YOUR GOAL: In the records below, find the lines that include "initial" and copy each.

Dataset excerpts:
=-=-=-=-=
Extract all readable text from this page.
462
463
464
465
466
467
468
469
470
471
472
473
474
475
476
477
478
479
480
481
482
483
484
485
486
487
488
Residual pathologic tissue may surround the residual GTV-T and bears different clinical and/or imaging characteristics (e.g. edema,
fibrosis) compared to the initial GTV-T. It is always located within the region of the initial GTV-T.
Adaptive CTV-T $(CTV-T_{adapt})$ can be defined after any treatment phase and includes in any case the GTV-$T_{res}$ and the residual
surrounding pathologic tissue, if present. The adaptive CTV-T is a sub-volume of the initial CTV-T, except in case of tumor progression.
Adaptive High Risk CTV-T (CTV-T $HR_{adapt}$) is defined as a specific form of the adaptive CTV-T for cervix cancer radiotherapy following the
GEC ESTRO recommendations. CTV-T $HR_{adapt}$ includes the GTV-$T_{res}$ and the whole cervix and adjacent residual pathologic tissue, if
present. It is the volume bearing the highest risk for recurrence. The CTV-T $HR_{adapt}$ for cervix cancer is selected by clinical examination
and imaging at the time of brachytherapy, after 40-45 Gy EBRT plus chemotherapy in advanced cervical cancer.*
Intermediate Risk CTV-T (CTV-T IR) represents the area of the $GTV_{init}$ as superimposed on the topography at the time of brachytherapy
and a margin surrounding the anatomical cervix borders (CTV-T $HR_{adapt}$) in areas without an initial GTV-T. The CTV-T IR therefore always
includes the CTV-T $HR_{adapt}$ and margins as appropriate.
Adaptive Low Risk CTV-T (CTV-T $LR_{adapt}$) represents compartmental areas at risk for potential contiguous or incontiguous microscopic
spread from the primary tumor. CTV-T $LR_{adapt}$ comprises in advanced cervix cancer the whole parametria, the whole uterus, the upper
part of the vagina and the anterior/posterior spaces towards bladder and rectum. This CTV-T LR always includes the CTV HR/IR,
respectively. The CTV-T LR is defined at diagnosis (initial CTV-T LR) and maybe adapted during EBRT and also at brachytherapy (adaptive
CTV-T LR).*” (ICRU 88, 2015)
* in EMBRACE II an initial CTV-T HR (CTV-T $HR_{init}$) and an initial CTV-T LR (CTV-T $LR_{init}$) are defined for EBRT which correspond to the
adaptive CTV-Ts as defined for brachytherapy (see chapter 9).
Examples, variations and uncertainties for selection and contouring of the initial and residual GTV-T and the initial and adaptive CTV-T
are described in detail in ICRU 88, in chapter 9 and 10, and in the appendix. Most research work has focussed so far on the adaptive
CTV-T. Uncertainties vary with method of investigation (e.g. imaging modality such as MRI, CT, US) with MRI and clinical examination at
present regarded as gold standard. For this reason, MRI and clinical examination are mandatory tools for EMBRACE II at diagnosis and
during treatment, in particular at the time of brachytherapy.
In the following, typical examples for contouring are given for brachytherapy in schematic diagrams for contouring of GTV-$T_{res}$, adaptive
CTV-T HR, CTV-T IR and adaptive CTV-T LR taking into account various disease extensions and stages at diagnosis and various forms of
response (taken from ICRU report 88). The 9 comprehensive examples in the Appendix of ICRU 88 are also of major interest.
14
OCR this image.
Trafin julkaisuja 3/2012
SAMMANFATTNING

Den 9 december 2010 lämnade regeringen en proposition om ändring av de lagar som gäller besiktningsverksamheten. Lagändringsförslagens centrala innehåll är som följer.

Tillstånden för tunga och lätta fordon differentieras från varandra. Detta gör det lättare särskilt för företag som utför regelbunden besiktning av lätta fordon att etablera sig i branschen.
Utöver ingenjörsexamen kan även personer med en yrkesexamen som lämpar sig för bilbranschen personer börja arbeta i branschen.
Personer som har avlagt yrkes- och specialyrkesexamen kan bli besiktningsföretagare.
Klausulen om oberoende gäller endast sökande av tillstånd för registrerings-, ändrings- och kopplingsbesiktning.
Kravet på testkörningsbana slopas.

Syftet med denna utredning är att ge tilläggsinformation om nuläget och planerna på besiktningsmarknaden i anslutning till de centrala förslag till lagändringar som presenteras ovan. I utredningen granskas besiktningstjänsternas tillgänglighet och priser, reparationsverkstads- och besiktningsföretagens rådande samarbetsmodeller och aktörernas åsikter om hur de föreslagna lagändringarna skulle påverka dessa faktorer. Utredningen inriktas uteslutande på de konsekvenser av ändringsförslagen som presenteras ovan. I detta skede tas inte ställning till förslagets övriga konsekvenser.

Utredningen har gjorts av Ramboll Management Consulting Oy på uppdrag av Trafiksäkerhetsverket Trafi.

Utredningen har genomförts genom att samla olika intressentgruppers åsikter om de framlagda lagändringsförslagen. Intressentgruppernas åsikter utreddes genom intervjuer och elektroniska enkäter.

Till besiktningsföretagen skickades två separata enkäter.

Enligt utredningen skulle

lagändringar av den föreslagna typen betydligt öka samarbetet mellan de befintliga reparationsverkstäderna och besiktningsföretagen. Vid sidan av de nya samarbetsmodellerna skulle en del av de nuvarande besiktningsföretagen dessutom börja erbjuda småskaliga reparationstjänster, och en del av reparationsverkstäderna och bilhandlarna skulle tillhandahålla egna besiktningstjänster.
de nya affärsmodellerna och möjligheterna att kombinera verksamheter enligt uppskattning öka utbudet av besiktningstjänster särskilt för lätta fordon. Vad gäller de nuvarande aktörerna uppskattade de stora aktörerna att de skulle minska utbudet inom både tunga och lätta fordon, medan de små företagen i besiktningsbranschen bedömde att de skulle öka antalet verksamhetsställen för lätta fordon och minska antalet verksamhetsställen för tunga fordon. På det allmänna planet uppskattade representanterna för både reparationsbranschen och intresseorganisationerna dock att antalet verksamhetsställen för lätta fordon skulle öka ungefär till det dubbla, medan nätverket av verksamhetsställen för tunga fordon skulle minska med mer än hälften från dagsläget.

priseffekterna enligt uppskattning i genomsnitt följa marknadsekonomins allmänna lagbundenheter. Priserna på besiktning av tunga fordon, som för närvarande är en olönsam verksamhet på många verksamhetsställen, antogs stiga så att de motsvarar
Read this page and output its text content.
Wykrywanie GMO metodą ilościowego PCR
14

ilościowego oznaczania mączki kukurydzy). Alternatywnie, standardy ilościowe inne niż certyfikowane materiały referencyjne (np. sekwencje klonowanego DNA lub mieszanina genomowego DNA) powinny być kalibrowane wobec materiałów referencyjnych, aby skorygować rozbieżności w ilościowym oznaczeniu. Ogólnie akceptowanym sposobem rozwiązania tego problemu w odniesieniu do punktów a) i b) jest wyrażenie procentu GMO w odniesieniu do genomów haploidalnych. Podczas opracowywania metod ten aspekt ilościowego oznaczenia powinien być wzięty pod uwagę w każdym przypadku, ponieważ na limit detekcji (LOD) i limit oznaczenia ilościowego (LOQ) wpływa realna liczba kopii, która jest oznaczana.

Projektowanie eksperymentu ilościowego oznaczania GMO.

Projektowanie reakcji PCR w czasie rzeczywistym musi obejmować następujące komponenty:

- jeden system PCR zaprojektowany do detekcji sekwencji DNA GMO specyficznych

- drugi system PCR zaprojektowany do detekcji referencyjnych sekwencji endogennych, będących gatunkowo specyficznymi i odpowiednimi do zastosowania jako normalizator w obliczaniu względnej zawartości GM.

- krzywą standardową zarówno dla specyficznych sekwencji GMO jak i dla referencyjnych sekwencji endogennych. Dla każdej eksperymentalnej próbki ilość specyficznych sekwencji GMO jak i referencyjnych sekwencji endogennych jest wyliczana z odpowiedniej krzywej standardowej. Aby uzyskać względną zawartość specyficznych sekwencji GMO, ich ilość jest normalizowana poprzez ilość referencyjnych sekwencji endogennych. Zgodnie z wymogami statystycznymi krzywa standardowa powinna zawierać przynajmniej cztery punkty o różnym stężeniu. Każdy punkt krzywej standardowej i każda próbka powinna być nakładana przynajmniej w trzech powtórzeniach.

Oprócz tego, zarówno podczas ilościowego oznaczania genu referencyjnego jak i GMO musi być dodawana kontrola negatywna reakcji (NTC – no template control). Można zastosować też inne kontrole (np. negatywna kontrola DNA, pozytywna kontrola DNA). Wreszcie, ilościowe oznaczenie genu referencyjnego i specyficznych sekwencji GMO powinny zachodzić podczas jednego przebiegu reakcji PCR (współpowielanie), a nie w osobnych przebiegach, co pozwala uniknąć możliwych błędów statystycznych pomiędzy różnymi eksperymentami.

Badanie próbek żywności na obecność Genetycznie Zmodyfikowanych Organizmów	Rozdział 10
=-=-=-=-=
RESULT OF THIS TASK:
fibrosis) compared to the initial GTV-T. It is always located within the region of the initial GTV-T.
surrounding pathologic tissue, if present. The adaptive CTV-T is a sub-volume of the initial CTV-T, except in case of tumor progression.
and a margin surrounding the anatomical cervix borders (CTV-T $HR_{adapt}$) in areas without an initial GTV-T. The CTV-T IR therefore always
respectively. The CTV-T LR is defined at diagnosis (initial CTV-T LR) and maybe adapted during EBRT and also at brachytherapy (adaptive
* in EMBRACE II an initial CTV-T HR (CTV-T $HR_{init}$) and an initial CTV-T LR (CTV-T $LR_{init}$) are defined for EBRT which correspond to the
Examples, variations and uncertainties for selection and contouring of the initial and residual GTV-T and the initial and adaptive CTV-T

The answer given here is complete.